• **Required work**
Below are some entries. Copy each line that holds the string "icon".

================================

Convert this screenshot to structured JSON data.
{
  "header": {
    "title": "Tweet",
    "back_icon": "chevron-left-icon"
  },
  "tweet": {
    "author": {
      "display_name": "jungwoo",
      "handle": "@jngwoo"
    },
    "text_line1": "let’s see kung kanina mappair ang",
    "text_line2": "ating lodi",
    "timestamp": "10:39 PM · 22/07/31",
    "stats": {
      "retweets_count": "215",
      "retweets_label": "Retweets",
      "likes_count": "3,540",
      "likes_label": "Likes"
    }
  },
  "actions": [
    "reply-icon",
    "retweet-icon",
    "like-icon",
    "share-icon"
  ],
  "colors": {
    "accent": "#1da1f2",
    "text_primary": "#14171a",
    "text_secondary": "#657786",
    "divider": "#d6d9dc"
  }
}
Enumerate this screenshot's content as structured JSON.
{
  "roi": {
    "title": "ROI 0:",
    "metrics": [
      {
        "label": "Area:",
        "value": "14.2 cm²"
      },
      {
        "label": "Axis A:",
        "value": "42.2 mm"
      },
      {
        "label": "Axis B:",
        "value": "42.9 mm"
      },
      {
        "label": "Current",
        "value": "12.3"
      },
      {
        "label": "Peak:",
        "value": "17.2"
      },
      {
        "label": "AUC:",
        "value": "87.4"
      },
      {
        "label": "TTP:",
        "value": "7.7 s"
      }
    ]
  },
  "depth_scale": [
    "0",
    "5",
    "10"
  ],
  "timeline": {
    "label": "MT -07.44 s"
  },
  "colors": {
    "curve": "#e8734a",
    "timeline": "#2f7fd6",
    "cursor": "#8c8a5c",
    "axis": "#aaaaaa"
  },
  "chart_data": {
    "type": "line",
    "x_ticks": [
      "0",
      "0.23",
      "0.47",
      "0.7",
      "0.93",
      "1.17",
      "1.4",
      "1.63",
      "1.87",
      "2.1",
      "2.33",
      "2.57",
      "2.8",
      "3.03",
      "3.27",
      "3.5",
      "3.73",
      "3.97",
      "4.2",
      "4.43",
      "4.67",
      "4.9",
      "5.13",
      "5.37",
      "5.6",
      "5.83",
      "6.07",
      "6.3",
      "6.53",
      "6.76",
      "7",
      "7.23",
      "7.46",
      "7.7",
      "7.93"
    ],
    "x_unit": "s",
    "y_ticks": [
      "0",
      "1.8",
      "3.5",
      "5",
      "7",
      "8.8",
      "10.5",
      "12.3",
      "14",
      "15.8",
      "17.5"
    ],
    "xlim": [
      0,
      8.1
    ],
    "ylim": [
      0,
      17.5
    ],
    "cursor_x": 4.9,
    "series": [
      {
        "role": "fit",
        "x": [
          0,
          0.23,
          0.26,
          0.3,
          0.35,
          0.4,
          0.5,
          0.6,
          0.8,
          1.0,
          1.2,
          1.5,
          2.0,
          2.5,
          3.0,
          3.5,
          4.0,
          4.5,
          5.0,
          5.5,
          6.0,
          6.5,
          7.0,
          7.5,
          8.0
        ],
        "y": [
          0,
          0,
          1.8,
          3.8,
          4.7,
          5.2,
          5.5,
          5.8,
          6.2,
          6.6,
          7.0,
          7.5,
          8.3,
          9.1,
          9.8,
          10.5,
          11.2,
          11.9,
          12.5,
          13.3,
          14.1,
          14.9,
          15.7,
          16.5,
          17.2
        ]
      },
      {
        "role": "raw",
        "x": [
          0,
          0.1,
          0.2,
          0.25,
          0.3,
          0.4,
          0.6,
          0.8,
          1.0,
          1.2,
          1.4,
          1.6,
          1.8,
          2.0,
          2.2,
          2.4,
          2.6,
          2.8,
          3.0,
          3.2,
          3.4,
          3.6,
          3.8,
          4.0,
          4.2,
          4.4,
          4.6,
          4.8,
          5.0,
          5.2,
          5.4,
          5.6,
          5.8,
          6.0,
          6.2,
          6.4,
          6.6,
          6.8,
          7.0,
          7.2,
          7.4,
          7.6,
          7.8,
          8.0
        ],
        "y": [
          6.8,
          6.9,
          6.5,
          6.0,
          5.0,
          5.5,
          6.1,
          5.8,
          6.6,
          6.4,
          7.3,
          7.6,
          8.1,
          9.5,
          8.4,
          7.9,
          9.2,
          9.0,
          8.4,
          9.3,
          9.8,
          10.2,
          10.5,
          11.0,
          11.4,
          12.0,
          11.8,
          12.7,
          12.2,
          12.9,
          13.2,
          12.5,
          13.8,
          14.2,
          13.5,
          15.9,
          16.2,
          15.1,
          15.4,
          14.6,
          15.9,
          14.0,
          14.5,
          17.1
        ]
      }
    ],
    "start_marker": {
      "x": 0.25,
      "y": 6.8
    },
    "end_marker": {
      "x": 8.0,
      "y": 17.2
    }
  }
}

================================

• **Written answer**
    "back_icon": "chevron-left-icon"
    "reply-icon",
    "retweet-icon",
    "like-icon",
    "share-icon"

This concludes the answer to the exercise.